** Instructions to follow **
Transcribe all of the data exactly. Omit the pictures.

** Exercise data **
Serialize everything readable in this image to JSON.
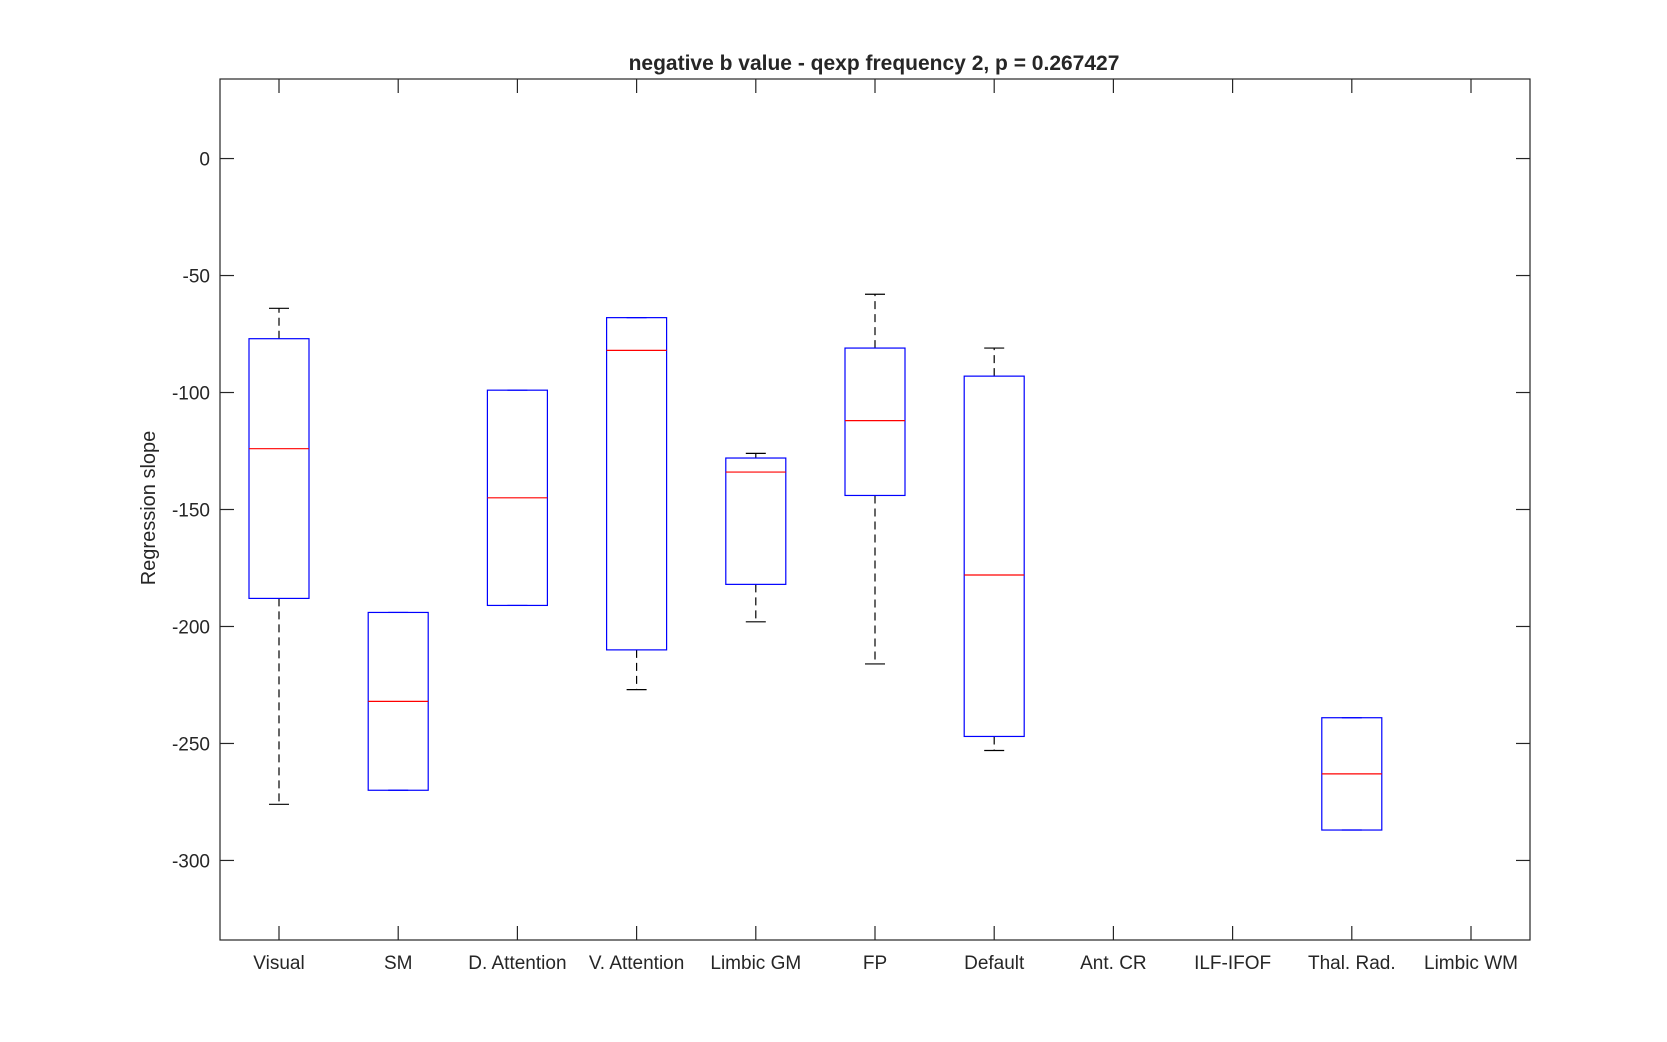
{
  "chart_data": {
    "type": "box",
    "title": "negative b value - qexp frequency 2, p = 0.267427",
    "xlabel": "",
    "ylabel": "Regression slope",
    "ylim": [
      -334,
      34
    ],
    "yticks": [
      0,
      -50,
      -100,
      -150,
      -200,
      -250,
      -300
    ],
    "ytick_labels": [
      "0",
      "-50",
      "-100",
      "-150",
      "-200",
      "-250",
      "-300"
    ],
    "categories": [
      "Visual",
      "SM",
      "D. Attention",
      "V. Attention",
      "Limbic GM",
      "FP",
      "Default",
      "Ant. CR",
      "ILF-IFOF",
      "Thal. Rad.",
      "Limbic WM"
    ],
    "boxes": [
      {
        "category": "Visual",
        "whisker_low": -276,
        "q1": -188,
        "median": -124,
        "q3": -77,
        "whisker_high": -64
      },
      {
        "category": "SM",
        "whisker_low": -270,
        "q1": -270,
        "median": -232,
        "q3": -194,
        "whisker_high": -194
      },
      {
        "category": "D. Attention",
        "whisker_low": -191,
        "q1": -191,
        "median": -145,
        "q3": -99,
        "whisker_high": -99
      },
      {
        "category": "V. Attention",
        "whisker_low": -227,
        "q1": -210,
        "median": -82,
        "q3": -68,
        "whisker_high": -68
      },
      {
        "category": "Limbic GM",
        "whisker_low": -198,
        "q1": -182,
        "median": -134,
        "q3": -128,
        "whisker_high": -126
      },
      {
        "category": "FP",
        "whisker_low": -216,
        "q1": -144,
        "median": -112,
        "q3": -81,
        "whisker_high": -58
      },
      {
        "category": "Default",
        "whisker_low": -253,
        "q1": -247,
        "median": -178,
        "q3": -93,
        "whisker_high": -81
      },
      {
        "category": "Ant. CR"
      },
      {
        "category": "ILF-IFOF"
      },
      {
        "category": "Thal. Rad.",
        "whisker_low": -287,
        "q1": -287,
        "median": -263,
        "q3": -239,
        "whisker_high": -239
      },
      {
        "category": "Limbic WM"
      }
    ],
    "colors": {
      "box": "#0000ff",
      "median": "#ff0000",
      "whisker": "#000000",
      "axes": "#262626"
    },
    "grid": false,
    "legend": "none"
  }
}
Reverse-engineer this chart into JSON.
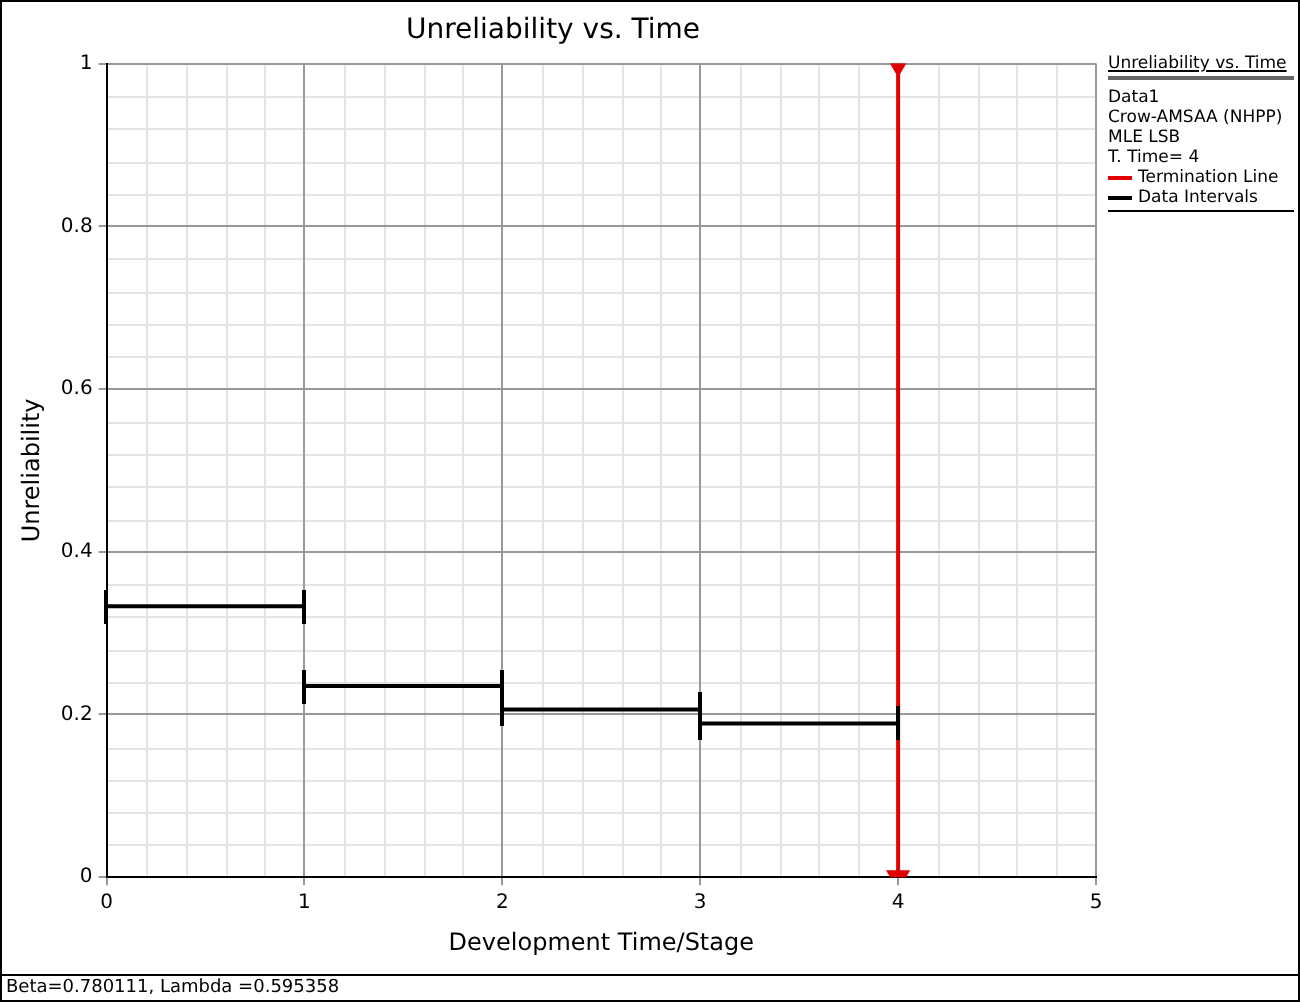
{
  "chart_data": {
    "type": "line",
    "title": "Unreliability vs. Time",
    "xlabel": "Development Time/Stage",
    "ylabel": "Unreliability",
    "legend_title": "Unreliability vs. Time",
    "series": [
      {
        "name": "Termination Line",
        "color": "#e00000",
        "x": [
          4,
          4
        ],
        "values": [
          0,
          1
        ],
        "marker": "triangle"
      },
      {
        "name": "Data Intervals",
        "color": "#000000",
        "x": [
          0,
          1,
          null,
          1,
          2,
          null,
          2,
          3,
          null,
          3,
          4
        ],
        "values": [
          0.333,
          0.333,
          null,
          0.235,
          0.235,
          null,
          0.206,
          0.206,
          null,
          0.189,
          0.189
        ],
        "marker": "none"
      }
    ],
    "xlim": [
      0,
      5
    ],
    "xticks": [
      0,
      1,
      2,
      3,
      4,
      5
    ],
    "ylim": [
      0,
      1
    ],
    "yticks": [
      0,
      0.2,
      0.4,
      0.6,
      0.8,
      1
    ],
    "grid": true,
    "legend": "right",
    "annotations": [
      "Data1",
      "Crow-AMSAA (NHPP)",
      "MLE LSB",
      "T. Time= 4",
      "Beta=0.780111, Lambda =0.595358"
    ]
  }
}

** Solution **
Serialize everything readable in this image to JSON.
{
  "chart_data": {
    "type": "box",
    "title": "negative b value - qexp frequency 2, p = 0.267427",
    "xlabel": "",
    "ylabel": "Regression slope",
    "ylim": [
      -334,
      34
    ],
    "yticks": [
      0,
      -50,
      -100,
      -150,
      -200,
      -250,
      -300
    ],
    "ytick_labels": [
      "0",
      "-50",
      "-100",
      "-150",
      "-200",
      "-250",
      "-300"
    ],
    "categories": [
      "Visual",
      "SM",
      "D. Attention",
      "V. Attention",
      "Limbic GM",
      "FP",
      "Default",
      "Ant. CR",
      "ILF-IFOF",
      "Thal. Rad.",
      "Limbic WM"
    ],
    "boxes": [
      {
        "category": "Visual",
        "whisker_low": -276,
        "q1": -188,
        "median": -124,
        "q3": -77,
        "whisker_high": -64
      },
      {
        "category": "SM",
        "whisker_low": -270,
        "q1": -270,
        "median": -232,
        "q3": -194,
        "whisker_high": -194
      },
      {
        "category": "D. Attention",
        "whisker_low": -191,
        "q1": -191,
        "median": -145,
        "q3": -99,
        "whisker_high": -99
      },
      {
        "category": "V. Attention",
        "whisker_low": -227,
        "q1": -210,
        "median": -82,
        "q3": -68,
        "whisker_high": -68
      },
      {
        "category": "Limbic GM",
        "whisker_low": -198,
        "q1": -182,
        "median": -134,
        "q3": -128,
        "whisker_high": -126
      },
      {
        "category": "FP",
        "whisker_low": -216,
        "q1": -144,
        "median": -112,
        "q3": -81,
        "whisker_high": -58
      },
      {
        "category": "Default",
        "whisker_low": -253,
        "q1": -247,
        "median": -178,
        "q3": -93,
        "whisker_high": -81
      },
      {
        "category": "Ant. CR"
      },
      {
        "category": "ILF-IFOF"
      },
      {
        "category": "Thal. Rad.",
        "whisker_low": -287,
        "q1": -287,
        "median": -263,
        "q3": -239,
        "whisker_high": -239
      },
      {
        "category": "Limbic WM"
      }
    ],
    "colors": {
      "box": "#0000ff",
      "median": "#ff0000",
      "whisker": "#000000",
      "axes": "#262626"
    },
    "grid": false,
    "legend": "none"
  }
}
Reverse-engineer this chart into JSON.
{
  "chart_data": {
    "type": "line",
    "title": "Unreliability vs. Time",
    "xlabel": "Development Time/Stage",
    "ylabel": "Unreliability",
    "legend_title": "Unreliability vs. Time",
    "series": [
      {
        "name": "Termination Line",
        "color": "#e00000",
        "x": [
          4,
          4
        ],
        "values": [
          0,
          1
        ],
        "marker": "triangle"
      },
      {
        "name": "Data Intervals",
        "color": "#000000",
        "x": [
          0,
          1,
          null,
          1,
          2,
          null,
          2,
          3,
          null,
          3,
          4
        ],
        "values": [
          0.333,
          0.333,
          null,
          0.235,
          0.235,
          null,
          0.206,
          0.206,
          null,
          0.189,
          0.189
        ],
        "marker": "none"
      }
    ],
    "xlim": [
      0,
      5
    ],
    "xticks": [
      0,
      1,
      2,
      3,
      4,
      5
    ],
    "ylim": [
      0,
      1
    ],
    "yticks": [
      0,
      0.2,
      0.4,
      0.6,
      0.8,
      1
    ],
    "grid": true,
    "legend": "right",
    "annotations": [
      "Data1",
      "Crow-AMSAA (NHPP)",
      "MLE LSB",
      "T. Time= 4",
      "Beta=0.780111, Lambda =0.595358"
    ]
  }
}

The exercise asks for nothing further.